■ TASK TO COMPLETE ■
Copy verbatim every line from the start of the items through the line containing "range-from-spinner[interactable]: ▲▼ <box>430", inclusive.

Element region listings
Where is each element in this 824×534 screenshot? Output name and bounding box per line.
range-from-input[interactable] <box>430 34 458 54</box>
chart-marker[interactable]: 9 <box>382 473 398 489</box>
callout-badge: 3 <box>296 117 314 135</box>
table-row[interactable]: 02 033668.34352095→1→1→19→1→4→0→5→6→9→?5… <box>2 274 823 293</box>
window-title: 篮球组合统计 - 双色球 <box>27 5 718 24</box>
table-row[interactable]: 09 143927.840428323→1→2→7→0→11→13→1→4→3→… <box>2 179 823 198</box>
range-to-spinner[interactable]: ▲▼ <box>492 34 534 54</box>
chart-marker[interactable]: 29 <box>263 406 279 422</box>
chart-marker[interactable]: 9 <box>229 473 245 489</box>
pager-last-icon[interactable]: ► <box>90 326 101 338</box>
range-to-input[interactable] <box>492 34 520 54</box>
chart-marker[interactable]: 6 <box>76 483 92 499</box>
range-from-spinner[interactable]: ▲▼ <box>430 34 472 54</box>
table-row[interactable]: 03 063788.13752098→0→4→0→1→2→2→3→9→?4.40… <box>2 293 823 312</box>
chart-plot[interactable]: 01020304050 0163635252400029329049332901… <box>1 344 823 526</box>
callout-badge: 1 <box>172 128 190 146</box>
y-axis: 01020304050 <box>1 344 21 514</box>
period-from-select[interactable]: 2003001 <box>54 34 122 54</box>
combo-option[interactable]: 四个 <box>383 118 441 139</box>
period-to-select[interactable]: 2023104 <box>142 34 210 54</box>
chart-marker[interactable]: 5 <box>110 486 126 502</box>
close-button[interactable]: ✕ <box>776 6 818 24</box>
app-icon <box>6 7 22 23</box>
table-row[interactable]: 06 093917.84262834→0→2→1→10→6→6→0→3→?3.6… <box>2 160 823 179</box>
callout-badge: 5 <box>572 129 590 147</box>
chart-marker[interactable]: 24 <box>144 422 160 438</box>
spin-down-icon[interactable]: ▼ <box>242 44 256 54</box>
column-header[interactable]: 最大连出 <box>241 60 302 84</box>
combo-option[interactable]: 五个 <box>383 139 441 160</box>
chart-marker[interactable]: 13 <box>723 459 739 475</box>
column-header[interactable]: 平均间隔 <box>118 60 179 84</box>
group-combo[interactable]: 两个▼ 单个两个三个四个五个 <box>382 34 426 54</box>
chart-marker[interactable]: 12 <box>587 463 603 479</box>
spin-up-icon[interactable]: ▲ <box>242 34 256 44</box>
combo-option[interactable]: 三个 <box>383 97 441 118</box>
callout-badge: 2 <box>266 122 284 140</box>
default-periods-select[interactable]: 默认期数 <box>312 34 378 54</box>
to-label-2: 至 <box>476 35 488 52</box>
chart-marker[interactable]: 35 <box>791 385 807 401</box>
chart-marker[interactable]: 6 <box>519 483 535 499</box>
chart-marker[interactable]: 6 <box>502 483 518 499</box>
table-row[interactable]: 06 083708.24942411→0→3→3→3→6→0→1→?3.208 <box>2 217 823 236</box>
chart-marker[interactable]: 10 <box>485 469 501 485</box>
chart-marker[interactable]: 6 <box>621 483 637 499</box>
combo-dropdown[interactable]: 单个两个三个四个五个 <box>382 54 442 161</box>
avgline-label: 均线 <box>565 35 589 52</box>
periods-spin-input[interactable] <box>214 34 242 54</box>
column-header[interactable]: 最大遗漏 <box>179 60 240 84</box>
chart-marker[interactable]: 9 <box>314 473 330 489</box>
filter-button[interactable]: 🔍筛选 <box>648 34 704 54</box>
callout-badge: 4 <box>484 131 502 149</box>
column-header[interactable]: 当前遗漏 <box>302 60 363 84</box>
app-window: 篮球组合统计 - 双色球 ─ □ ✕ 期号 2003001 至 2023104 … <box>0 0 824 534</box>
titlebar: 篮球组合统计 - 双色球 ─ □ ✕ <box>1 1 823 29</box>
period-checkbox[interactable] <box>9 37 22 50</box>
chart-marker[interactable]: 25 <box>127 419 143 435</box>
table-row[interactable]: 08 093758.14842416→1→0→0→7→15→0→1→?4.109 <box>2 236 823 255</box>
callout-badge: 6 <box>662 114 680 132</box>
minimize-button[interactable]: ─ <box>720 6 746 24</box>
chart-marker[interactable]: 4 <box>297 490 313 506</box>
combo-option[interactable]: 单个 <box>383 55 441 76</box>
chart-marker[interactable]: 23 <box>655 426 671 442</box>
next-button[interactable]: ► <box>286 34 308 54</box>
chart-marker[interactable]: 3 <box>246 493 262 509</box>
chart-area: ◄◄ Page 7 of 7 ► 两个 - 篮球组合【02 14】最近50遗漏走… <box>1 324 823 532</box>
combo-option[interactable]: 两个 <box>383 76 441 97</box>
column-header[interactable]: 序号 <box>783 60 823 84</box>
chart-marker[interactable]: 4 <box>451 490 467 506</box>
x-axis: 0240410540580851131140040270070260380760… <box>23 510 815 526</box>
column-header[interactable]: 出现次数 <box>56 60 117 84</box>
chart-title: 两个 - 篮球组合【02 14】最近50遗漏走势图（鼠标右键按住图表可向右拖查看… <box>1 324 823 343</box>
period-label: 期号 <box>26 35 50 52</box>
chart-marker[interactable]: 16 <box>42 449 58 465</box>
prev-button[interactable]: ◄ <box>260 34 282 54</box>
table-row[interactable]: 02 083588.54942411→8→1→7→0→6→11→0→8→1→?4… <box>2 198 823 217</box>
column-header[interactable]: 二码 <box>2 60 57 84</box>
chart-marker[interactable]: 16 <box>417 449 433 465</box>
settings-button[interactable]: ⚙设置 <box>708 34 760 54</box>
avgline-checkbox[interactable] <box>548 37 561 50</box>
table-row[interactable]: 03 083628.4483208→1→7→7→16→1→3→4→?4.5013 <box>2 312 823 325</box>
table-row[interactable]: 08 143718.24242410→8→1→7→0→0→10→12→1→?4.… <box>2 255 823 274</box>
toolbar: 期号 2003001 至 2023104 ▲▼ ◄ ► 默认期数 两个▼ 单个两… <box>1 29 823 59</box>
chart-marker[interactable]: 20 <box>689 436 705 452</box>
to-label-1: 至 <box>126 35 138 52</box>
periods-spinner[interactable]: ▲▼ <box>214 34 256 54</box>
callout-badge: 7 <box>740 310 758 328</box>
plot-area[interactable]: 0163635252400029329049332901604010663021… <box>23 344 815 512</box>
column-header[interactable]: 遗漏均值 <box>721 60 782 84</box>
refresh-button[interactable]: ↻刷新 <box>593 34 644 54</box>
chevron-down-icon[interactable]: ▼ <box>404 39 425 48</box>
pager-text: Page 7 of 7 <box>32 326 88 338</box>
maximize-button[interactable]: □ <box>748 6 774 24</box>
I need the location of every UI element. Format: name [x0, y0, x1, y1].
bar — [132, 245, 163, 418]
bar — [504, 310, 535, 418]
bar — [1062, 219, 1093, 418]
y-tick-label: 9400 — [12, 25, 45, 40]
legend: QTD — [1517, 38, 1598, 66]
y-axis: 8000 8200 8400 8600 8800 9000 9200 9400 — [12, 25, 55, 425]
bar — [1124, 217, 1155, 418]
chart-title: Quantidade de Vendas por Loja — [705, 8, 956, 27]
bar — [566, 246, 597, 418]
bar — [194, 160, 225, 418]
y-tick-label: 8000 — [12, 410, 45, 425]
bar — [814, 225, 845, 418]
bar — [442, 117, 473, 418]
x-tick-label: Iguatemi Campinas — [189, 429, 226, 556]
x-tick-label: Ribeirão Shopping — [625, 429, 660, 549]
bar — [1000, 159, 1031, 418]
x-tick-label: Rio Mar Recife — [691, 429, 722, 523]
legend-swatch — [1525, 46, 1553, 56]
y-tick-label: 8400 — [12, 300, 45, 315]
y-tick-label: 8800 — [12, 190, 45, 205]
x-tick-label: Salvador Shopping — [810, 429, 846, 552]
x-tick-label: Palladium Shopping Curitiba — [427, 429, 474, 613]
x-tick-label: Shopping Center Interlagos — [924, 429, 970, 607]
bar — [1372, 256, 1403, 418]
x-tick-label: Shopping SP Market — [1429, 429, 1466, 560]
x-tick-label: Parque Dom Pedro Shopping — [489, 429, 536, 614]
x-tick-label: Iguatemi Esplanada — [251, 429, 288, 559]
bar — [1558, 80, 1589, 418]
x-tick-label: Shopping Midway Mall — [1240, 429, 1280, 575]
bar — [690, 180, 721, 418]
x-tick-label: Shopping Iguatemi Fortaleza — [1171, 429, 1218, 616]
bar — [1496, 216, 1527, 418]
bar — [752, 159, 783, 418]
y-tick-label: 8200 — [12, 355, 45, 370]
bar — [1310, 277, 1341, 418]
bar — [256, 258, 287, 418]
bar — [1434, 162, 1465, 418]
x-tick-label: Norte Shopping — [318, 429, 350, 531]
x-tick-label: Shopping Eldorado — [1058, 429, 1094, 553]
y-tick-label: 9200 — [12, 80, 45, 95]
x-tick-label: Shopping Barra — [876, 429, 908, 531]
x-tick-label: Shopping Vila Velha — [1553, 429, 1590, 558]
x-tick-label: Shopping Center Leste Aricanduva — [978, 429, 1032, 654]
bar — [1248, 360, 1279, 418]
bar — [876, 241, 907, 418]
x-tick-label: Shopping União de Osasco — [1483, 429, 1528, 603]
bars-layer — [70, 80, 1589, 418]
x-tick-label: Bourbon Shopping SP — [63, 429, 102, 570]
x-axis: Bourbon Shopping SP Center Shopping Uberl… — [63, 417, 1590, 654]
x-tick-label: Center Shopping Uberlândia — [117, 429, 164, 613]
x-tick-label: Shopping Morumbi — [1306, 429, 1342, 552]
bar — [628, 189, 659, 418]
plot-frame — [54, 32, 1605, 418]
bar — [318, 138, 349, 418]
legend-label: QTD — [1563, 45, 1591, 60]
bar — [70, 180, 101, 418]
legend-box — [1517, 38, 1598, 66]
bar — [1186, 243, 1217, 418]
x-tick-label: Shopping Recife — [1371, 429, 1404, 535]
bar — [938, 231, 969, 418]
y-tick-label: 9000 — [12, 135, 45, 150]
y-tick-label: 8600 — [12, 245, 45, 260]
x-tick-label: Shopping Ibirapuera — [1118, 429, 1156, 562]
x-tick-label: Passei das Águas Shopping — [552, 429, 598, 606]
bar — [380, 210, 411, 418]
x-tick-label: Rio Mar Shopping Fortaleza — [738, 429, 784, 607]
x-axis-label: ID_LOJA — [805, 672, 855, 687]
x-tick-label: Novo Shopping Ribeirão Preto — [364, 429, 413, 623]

■ SOLUTION TO THIS EXERCISE ■
Where is each element in this 824×534 screenshot? Output name and bounding box per line.
range-from-input[interactable] <box>430 34 458 54</box>
chart-marker[interactable]: 9 <box>382 473 398 489</box>
callout-badge: 3 <box>296 117 314 135</box>
table-row[interactable]: 02 033668.34352095→1→1→19→1→4→0→5→6→9→?5… <box>2 274 823 293</box>
window-title: 篮球组合统计 - 双色球 <box>27 5 718 24</box>
table-row[interactable]: 09 143927.840428323→1→2→7→0→11→13→1→4→3→… <box>2 179 823 198</box>
range-to-spinner[interactable]: ▲▼ <box>492 34 534 54</box>
chart-marker[interactable]: 29 <box>263 406 279 422</box>
chart-marker[interactable]: 9 <box>229 473 245 489</box>
pager-last-icon[interactable]: ► <box>90 326 101 338</box>
range-to-input[interactable] <box>492 34 520 54</box>
chart-marker[interactable]: 6 <box>76 483 92 499</box>
range-from-spinner[interactable]: ▲▼ <box>430 34 472 54</box>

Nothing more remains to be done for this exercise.